### Your goal
Each record must be retyped in full. No character may differ.

### Extracted entries

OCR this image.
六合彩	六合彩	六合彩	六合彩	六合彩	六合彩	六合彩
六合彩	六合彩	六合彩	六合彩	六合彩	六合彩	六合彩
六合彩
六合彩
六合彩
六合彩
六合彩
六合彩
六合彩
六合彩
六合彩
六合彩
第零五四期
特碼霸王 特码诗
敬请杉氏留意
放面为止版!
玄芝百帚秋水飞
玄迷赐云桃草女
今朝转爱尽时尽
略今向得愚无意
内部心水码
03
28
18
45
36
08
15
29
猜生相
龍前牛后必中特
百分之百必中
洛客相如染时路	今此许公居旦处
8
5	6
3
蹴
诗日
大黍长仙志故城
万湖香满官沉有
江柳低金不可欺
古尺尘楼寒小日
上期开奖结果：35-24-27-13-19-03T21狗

### Finished exercise
OCR this image.
六合彩	六合彩	六合彩	六合彩	六合彩	六合彩	六合彩
六合彩	六合彩	六合彩	六合彩	六合彩	六合彩	六合彩
六合彩
六合彩
六合彩
六合彩
六合彩
六合彩
六合彩
六合彩
六合彩
六合彩
第零五四期
特碼霸王 特码诗
敬请杉氏留意
放面为止版!
玄芝百帚秋水飞
玄迷赐云桃草女
今朝转爱尽时尽
略今向得愚无意
内部心水码
03
28
18
45
36
08
15
29
猜生相
龍前牛后必中特
百分之百必中
洛客相如染时路	今此许公居旦处
8
5	6
3
蹴
诗日
大黍长仙志故城
万湖香满官沉有
江柳低金不可欺
古尺尘楼寒小日
上期开奖结果：35-24-27-13-19-03T21狗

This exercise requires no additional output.